- Available records -
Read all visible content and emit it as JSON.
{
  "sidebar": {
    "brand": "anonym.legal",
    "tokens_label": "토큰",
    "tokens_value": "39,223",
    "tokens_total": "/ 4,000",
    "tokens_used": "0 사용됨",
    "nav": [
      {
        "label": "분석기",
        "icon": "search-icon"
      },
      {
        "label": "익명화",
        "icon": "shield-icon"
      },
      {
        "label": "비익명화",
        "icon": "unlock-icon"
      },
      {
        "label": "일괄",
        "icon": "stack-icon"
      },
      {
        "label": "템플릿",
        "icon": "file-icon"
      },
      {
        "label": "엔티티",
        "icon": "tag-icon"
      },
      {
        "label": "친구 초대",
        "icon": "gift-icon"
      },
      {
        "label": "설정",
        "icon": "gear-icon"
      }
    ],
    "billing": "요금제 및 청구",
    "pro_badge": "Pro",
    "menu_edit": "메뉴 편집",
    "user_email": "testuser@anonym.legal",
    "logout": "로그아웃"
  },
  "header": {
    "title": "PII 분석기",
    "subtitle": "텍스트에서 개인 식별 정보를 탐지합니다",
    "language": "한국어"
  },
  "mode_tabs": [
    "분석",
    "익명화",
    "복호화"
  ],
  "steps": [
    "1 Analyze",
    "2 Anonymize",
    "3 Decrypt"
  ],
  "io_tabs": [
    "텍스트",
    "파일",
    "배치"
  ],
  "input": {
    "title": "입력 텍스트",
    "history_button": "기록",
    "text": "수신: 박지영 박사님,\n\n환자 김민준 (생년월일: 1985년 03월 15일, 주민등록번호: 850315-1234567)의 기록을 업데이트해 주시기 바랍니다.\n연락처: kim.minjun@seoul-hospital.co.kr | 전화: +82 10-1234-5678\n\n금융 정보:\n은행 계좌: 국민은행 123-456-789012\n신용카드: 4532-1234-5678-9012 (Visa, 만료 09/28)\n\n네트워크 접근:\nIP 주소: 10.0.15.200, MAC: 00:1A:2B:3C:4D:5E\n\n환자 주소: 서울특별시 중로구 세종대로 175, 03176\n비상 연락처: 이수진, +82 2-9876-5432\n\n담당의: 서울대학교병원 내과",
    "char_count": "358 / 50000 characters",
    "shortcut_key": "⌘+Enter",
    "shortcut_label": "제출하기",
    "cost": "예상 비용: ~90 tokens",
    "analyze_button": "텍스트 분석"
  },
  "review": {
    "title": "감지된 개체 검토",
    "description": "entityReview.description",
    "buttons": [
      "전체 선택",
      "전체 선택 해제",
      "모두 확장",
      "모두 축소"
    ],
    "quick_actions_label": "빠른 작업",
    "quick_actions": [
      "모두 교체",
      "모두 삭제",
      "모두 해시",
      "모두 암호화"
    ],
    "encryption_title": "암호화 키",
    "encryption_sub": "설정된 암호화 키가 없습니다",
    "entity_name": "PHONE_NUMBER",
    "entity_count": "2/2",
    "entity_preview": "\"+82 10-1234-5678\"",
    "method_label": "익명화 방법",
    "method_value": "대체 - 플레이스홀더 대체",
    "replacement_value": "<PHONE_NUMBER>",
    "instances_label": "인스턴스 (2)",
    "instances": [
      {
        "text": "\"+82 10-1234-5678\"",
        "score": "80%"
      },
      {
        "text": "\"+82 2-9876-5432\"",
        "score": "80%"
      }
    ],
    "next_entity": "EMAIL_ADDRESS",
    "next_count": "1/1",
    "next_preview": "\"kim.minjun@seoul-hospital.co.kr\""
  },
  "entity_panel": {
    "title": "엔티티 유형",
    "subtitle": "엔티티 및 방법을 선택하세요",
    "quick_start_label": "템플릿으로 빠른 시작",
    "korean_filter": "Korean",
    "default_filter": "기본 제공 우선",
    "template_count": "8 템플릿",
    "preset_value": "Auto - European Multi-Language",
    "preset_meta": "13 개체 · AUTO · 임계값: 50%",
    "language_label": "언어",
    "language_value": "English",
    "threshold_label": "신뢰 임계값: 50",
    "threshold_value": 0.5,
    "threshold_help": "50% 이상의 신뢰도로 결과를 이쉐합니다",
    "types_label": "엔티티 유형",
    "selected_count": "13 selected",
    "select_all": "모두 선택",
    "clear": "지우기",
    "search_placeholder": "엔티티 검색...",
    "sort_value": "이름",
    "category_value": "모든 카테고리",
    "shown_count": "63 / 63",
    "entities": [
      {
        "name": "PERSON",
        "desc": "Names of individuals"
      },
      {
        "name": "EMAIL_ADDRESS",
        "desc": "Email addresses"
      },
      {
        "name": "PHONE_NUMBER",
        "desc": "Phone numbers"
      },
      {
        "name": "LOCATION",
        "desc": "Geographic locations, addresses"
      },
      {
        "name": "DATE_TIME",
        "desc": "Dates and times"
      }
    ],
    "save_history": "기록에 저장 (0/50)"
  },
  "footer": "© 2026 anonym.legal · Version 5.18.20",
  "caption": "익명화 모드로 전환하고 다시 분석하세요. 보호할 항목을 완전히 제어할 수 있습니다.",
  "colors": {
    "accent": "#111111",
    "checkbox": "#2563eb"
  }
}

- Short exercise -
Nothing in the listing may be changed; retype it all exactly.

- Result below -
Read all visible content and emit it as JSON.
{
  "sidebar": {
    "brand": "anonym.legal",
    "tokens_label": "토큰",
    "tokens_value": "39,223",
    "tokens_total": "/ 4,000",
    "tokens_used": "0 사용됨",
    "nav": [
      {
        "label": "분석기",
        "icon": "search-icon"
      },
      {
        "label": "익명화",
        "icon": "shield-icon"
      },
      {
        "label": "비익명화",
        "icon": "unlock-icon"
      },
      {
        "label": "일괄",
        "icon": "stack-icon"
      },
      {
        "label": "템플릿",
        "icon": "file-icon"
      },
      {
        "label": "엔티티",
        "icon": "tag-icon"
      },
      {
        "label": "친구 초대",
        "icon": "gift-icon"
      },
      {
        "label": "설정",
        "icon": "gear-icon"
      }
    ],
    "billing": "요금제 및 청구",
    "pro_badge": "Pro",
    "menu_edit": "메뉴 편집",
    "user_email": "testuser@anonym.legal",
    "logout": "로그아웃"
  },
  "header": {
    "title": "PII 분석기",
    "subtitle": "텍스트에서 개인 식별 정보를 탐지합니다",
    "language": "한국어"
  },
  "mode_tabs": [
    "분석",
    "익명화",
    "복호화"
  ],
  "steps": [
    "1 Analyze",
    "2 Anonymize",
    "3 Decrypt"
  ],
  "io_tabs": [
    "텍스트",
    "파일",
    "배치"
  ],
  "input": {
    "title": "입력 텍스트",
    "history_button": "기록",
    "text": "수신: 박지영 박사님,\n\n환자 김민준 (생년월일: 1985년 03월 15일, 주민등록번호: 850315-1234567)의 기록을 업데이트해 주시기 바랍니다.\n연락처: kim.minjun@seoul-hospital.co.kr | 전화: +82 10-1234-5678\n\n금융 정보:\n은행 계좌: 국민은행 123-456-789012\n신용카드: 4532-1234-5678-9012 (Visa, 만료 09/28)\n\n네트워크 접근:\nIP 주소: 10.0.15.200, MAC: 00:1A:2B:3C:4D:5E\n\n환자 주소: 서울특별시 중로구 세종대로 175, 03176\n비상 연락처: 이수진, +82 2-9876-5432\n\n담당의: 서울대학교병원 내과",
    "char_count": "358 / 50000 characters",
    "shortcut_key": "⌘+Enter",
    "shortcut_label": "제출하기",
    "cost": "예상 비용: ~90 tokens",
    "analyze_button": "텍스트 분석"
  },
  "review": {
    "title": "감지된 개체 검토",
    "description": "entityReview.description",
    "buttons": [
      "전체 선택",
      "전체 선택 해제",
      "모두 확장",
      "모두 축소"
    ],
    "quick_actions_label": "빠른 작업",
    "quick_actions": [
      "모두 교체",
      "모두 삭제",
      "모두 해시",
      "모두 암호화"
    ],
    "encryption_title": "암호화 키",
    "encryption_sub": "설정된 암호화 키가 없습니다",
    "entity_name": "PHONE_NUMBER",
    "entity_count": "2/2",
    "entity_preview": "\"+82 10-1234-5678\"",
    "method_label": "익명화 방법",
    "method_value": "대체 - 플레이스홀더 대체",
    "replacement_value": "<PHONE_NUMBER>",
    "instances_label": "인스턴스 (2)",
    "instances": [
      {
        "text": "\"+82 10-1234-5678\"",
        "score": "80%"
      },
      {
        "text": "\"+82 2-9876-5432\"",
        "score": "80%"
      }
    ],
    "next_entity": "EMAIL_ADDRESS",
    "next_count": "1/1",
    "next_preview": "\"kim.minjun@seoul-hospital.co.kr\""
  },
  "entity_panel": {
    "title": "엔티티 유형",
    "subtitle": "엔티티 및 방법을 선택하세요",
    "quick_start_label": "템플릿으로 빠른 시작",
    "korean_filter": "Korean",
    "default_filter": "기본 제공 우선",
    "template_count": "8 템플릿",
    "preset_value": "Auto - European Multi-Language",
    "preset_meta": "13 개체 · AUTO · 임계값: 50%",
    "language_label": "언어",
    "language_value": "English",
    "threshold_label": "신뢰 임계값: 50",
    "threshold_value": 0.5,
    "threshold_help": "50% 이상의 신뢰도로 결과를 이쉐합니다",
    "types_label": "엔티티 유형",
    "selected_count": "13 selected",
    "select_all": "모두 선택",
    "clear": "지우기",
    "search_placeholder": "엔티티 검색...",
    "sort_value": "이름",
    "category_value": "모든 카테고리",
    "shown_count": "63 / 63",
    "entities": [
      {
        "name": "PERSON",
        "desc": "Names of individuals"
      },
      {
        "name": "EMAIL_ADDRESS",
        "desc": "Email addresses"
      },
      {
        "name": "PHONE_NUMBER",
        "desc": "Phone numbers"
      },
      {
        "name": "LOCATION",
        "desc": "Geographic locations, addresses"
      },
      {
        "name": "DATE_TIME",
        "desc": "Dates and times"
      }
    ],
    "save_history": "기록에 저장 (0/50)"
  },
  "footer": "© 2026 anonym.legal · Version 5.18.20",
  "caption": "익명화 모드로 전환하고 다시 분석하세요. 보호할 항목을 완전히 제어할 수 있습니다.",
  "colors": {
    "accent": "#111111",
    "checkbox": "#2563eb"
  }
}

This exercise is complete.